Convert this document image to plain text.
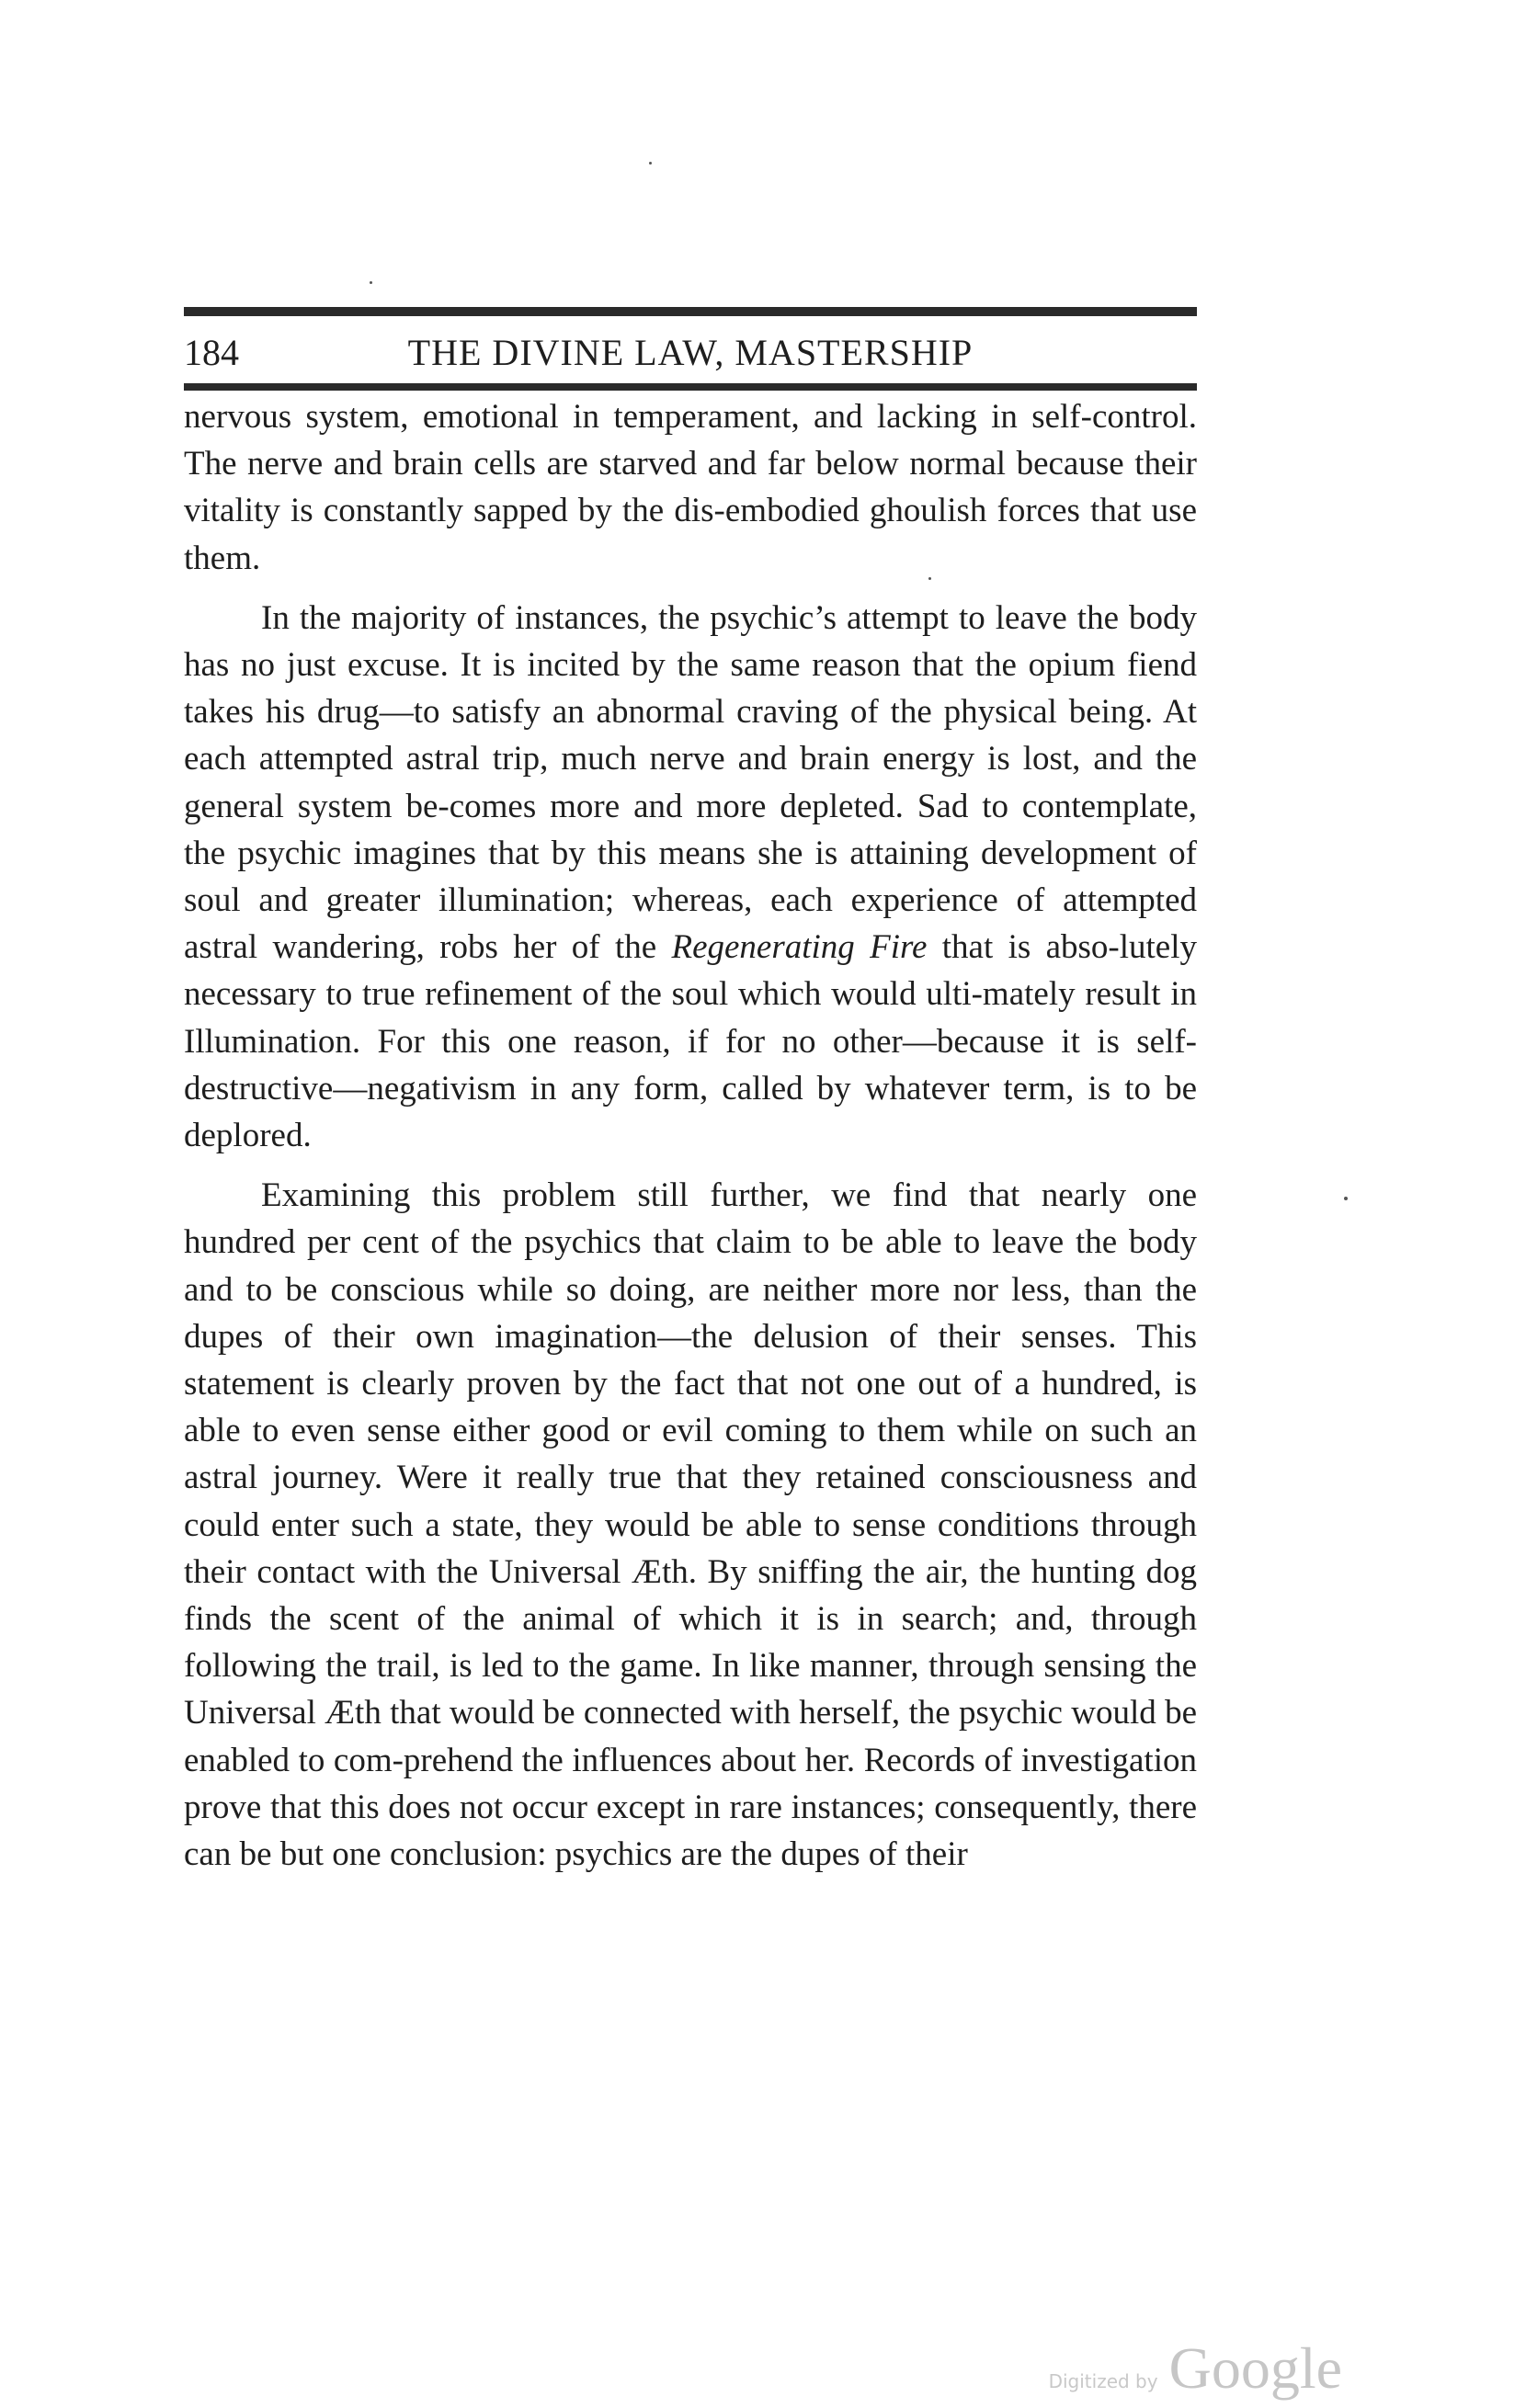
184	THE DIVINE LAW, MASTERSHIP

nervous system, emotional in temperament, and lacking in self-control. The nerve and brain cells are starved and far below normal because their vitality is constantly sapped by the dis-embodied ghoulish forces that use them.

In the majority of instances, the psychic’s attempt to leave the body has no just excuse. It is incited by the same reason that the opium fiend takes his drug—to satisfy an abnormal craving of the physical being. At each attempted astral trip, much nerve and brain energy is lost, and the general system be-comes more and more depleted. Sad to contemplate, the psychic imagines that by this means she is attaining development of soul and greater illumination; whereas, each experience of attempted astral wandering, robs her of the Regenerating Fire that is abso-lutely necessary to true refinement of the soul which would ulti-mately result in Illumination. For this one reason, if for no other—because it is self-destructive—negativism in any form, called by whatever term, is to be deplored.

Examining this problem still further, we find that nearly one hundred per cent of the psychics that claim to be able to leave the body and to be conscious while so doing, are neither more nor less, than the dupes of their own imagination—the delusion of their senses. This statement is clearly proven by the fact that not one out of a hundred, is able to even sense either good or evil coming to them while on such an astral journey. Were it really true that they retained consciousness and could enter such a state, they would be able to sense conditions through their contact with the Universal Æth. By sniffing the air, the hunting dog finds the scent of the animal of which it is in search; and, through following the trail, is led to the game. In like manner, through sensing the Universal Æth that would be connected with herself, the psychic would be enabled to com-prehend the influences about her. Records of investigation prove that this does not occur except in rare instances; consequently, there can be but one conclusion: psychics are the dupes of their

Digitized by Google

----

**TASK**
Repeat the listing word for word, and skip every picture it contains.

**OUTPUT FOR THIS TASK**
Convert this document image to plain text.
184	THE DIVINE LAW, MASTERSHIP

nervous system, emotional in temperament, and lacking in self-control. The nerve and brain cells are starved and far below normal because their vitality is constantly sapped by the dis-embodied ghoulish forces that use them.

In the majority of instances, the psychic’s attempt to leave the body has no just excuse. It is incited by the same reason that the opium fiend takes his drug—to satisfy an abnormal craving of the physical being. At each attempted astral trip, much nerve and brain energy is lost, and the general system be-comes more and more depleted. Sad to contemplate, the psychic imagines that by this means she is attaining development of soul and greater illumination; whereas, each experience of attempted astral wandering, robs her of the Regenerating Fire that is abso-lutely necessary to true refinement of the soul which would ulti-mately result in Illumination. For this one reason, if for no other—because it is self-destructive—negativism in any form, called by whatever term, is to be deplored.

Examining this problem still further, we find that nearly one hundred per cent of the psychics that claim to be able to leave the body and to be conscious while so doing, are neither more nor less, than the dupes of their own imagination—the delusion of their senses. This statement is clearly proven by the fact that not one out of a hundred, is able to even sense either good or evil coming to them while on such an astral journey. Were it really true that they retained consciousness and could enter such a state, they would be able to sense conditions through their contact with the Universal Æth. By sniffing the air, the hunting dog finds the scent of the animal of which it is in search; and, through following the trail, is led to the game. In like manner, through sensing the Universal Æth that would be connected with herself, the psychic would be enabled to com-prehend the influences about her. Records of investigation prove that this does not occur except in rare instances; consequently, there can be but one conclusion: psychics are the dupes of their

Digitized by Google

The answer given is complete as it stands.